### GIVEN PROBLEM
Identify and pull out each line of the entries in which "label" occurs.

[start of LISTING]

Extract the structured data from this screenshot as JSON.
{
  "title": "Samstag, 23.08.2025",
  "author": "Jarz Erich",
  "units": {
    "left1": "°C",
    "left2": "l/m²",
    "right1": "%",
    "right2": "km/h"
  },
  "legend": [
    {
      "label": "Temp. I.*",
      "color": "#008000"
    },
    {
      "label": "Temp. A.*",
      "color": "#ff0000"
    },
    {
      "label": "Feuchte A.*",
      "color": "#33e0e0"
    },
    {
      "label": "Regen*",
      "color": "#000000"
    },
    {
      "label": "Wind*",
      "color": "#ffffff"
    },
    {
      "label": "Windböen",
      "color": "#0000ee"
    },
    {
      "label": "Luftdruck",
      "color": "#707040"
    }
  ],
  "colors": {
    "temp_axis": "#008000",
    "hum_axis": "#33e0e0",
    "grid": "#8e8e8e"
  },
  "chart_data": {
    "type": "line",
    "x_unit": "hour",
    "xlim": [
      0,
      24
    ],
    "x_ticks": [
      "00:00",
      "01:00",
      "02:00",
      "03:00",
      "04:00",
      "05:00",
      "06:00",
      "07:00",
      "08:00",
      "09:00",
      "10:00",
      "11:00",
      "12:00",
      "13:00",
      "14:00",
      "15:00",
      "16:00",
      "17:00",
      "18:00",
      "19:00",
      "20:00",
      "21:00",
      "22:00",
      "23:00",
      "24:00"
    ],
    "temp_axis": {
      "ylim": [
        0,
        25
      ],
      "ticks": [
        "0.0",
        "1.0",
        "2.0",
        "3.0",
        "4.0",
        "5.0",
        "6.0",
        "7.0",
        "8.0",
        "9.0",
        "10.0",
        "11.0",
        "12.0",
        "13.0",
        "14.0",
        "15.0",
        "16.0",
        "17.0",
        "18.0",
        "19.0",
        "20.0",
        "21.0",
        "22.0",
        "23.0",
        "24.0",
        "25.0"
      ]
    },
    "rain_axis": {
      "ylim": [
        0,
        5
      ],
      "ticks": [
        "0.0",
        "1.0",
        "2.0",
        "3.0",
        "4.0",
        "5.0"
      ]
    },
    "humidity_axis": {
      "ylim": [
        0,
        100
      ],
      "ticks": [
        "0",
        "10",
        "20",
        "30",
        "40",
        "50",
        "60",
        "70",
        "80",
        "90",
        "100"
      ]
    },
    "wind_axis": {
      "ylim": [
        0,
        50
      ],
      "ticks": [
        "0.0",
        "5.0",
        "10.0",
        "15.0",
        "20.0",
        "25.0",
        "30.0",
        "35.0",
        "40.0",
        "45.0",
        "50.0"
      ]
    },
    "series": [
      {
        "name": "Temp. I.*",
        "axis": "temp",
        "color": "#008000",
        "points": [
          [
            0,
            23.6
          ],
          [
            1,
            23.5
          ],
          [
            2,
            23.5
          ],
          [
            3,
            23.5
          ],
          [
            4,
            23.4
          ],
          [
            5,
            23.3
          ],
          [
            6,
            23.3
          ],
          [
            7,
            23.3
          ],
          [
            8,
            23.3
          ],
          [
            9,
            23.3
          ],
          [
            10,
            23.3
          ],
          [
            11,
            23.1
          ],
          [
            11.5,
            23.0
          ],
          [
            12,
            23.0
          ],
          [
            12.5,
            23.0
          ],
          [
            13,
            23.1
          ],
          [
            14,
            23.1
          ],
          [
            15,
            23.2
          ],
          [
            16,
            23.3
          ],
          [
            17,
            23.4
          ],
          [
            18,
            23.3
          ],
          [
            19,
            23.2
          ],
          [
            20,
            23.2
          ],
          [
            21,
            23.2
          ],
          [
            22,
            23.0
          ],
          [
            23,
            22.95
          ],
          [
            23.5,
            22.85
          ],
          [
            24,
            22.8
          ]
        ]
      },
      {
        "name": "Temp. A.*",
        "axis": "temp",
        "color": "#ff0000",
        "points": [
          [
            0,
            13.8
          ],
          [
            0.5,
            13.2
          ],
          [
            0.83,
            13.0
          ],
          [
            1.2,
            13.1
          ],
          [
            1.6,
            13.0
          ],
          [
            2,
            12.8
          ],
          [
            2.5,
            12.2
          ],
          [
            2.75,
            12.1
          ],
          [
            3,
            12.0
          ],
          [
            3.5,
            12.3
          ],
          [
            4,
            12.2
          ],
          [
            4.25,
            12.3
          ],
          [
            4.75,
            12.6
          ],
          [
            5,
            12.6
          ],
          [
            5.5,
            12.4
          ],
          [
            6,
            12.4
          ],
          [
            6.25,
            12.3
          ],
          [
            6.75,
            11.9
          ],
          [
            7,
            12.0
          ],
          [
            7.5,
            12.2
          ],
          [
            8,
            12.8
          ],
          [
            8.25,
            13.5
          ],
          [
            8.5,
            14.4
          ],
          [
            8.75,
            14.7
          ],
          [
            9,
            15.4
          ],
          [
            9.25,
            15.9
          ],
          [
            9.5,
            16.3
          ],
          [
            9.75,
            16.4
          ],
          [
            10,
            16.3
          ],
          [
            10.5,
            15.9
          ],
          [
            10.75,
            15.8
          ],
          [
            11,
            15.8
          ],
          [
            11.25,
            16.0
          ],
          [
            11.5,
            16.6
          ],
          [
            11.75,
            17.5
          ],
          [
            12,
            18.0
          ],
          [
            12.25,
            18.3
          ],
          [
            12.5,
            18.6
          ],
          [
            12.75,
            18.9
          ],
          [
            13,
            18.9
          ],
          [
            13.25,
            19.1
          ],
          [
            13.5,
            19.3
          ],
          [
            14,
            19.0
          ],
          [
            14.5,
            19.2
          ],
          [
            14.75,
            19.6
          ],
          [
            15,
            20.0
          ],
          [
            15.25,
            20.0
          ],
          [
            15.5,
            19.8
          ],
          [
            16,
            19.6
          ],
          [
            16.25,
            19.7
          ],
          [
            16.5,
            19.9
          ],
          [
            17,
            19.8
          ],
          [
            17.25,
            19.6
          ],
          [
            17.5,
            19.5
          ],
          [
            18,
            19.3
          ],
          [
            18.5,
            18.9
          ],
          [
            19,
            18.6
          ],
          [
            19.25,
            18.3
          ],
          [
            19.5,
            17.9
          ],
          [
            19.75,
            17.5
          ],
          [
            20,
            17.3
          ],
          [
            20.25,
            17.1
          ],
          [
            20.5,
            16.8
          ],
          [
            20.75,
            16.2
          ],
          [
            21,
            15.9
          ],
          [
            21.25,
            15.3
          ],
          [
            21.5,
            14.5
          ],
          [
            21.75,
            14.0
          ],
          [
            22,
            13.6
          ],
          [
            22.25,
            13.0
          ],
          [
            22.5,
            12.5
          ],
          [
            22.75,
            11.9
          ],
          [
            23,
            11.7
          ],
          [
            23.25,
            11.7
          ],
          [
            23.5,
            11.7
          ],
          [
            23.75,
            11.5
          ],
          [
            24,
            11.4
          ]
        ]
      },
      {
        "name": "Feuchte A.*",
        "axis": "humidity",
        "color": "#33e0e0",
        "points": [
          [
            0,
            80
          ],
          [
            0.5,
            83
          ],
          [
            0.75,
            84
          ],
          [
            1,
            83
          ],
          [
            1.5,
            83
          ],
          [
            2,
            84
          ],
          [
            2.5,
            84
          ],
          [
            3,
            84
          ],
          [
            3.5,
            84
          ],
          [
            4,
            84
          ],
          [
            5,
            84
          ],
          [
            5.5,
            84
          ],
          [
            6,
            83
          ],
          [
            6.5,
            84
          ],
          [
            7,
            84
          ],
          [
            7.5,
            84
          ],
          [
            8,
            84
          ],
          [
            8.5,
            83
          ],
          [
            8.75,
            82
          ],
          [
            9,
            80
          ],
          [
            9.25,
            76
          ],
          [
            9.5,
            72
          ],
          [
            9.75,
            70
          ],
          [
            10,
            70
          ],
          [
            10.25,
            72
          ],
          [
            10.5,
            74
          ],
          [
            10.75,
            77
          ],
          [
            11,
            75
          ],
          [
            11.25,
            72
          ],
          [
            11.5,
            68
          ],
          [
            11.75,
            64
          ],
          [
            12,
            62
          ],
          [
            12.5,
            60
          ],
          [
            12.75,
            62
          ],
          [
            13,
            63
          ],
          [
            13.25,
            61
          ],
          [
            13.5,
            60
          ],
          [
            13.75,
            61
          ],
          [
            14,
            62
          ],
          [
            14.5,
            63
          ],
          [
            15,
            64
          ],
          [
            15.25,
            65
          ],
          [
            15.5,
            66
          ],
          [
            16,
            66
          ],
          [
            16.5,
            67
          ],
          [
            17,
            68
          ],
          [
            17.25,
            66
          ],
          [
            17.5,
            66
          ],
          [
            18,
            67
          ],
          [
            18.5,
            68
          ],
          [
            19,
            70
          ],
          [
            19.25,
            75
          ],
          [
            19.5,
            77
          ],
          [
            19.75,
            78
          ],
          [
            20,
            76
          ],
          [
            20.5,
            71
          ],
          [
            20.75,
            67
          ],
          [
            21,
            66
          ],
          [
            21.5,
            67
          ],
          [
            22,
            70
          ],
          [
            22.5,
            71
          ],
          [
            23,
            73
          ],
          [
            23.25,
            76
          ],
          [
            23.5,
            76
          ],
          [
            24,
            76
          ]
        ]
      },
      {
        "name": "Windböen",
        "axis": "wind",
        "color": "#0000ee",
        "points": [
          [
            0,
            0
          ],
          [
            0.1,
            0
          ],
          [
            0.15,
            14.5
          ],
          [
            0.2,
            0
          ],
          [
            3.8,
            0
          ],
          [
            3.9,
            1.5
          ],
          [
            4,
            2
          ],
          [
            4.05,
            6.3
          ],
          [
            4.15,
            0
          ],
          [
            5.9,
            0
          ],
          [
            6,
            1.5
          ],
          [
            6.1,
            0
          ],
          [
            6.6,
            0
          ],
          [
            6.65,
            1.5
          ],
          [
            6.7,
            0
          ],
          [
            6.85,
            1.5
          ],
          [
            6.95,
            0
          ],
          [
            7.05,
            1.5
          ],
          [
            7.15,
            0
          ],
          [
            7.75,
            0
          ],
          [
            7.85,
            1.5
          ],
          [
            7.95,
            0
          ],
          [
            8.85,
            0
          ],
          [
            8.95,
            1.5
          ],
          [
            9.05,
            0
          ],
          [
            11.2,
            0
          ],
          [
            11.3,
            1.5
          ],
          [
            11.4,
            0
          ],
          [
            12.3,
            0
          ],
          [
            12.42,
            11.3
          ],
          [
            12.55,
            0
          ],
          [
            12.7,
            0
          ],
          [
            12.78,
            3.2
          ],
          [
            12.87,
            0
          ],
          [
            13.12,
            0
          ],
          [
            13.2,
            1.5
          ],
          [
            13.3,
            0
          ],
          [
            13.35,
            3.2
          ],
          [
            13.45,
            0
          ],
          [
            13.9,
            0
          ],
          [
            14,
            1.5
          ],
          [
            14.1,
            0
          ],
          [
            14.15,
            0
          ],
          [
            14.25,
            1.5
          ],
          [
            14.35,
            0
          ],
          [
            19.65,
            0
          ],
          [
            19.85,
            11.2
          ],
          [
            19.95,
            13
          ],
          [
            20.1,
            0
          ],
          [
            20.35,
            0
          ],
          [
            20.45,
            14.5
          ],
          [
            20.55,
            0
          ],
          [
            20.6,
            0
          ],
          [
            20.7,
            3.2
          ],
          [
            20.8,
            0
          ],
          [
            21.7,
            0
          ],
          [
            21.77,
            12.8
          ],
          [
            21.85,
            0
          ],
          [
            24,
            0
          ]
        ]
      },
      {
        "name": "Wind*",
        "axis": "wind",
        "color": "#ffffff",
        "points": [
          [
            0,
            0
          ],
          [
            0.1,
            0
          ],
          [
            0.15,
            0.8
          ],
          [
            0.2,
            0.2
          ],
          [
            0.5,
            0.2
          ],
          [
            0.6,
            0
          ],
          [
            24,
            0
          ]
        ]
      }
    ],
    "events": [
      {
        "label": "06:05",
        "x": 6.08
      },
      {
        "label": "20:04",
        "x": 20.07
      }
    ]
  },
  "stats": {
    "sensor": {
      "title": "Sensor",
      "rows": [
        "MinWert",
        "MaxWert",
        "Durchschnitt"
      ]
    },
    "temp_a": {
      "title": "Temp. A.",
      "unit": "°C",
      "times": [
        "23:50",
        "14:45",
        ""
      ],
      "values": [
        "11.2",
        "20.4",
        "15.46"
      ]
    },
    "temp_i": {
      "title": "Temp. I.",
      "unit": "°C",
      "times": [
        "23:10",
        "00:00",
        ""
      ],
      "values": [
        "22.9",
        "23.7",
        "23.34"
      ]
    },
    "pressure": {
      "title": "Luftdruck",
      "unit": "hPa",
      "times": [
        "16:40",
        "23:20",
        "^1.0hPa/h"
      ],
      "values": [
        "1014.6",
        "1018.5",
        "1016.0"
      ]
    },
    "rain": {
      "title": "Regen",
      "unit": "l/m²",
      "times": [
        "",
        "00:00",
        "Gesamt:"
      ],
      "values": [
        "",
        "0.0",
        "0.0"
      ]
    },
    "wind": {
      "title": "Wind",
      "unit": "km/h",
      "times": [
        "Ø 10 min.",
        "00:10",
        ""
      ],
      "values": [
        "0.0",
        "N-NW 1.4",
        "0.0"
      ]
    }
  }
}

[end of LISTING]

### EXERCISE SOLUTION
      "label": "Temp. I.*",
      "label": "Temp. A.*",
      "label": "Feuchte A.*",
      "label": "Regen*",
      "label": "Wind*",
      "label": "Windböen",
      "label": "Luftdruck",
        "label": "06:05",
        "label": "20:04",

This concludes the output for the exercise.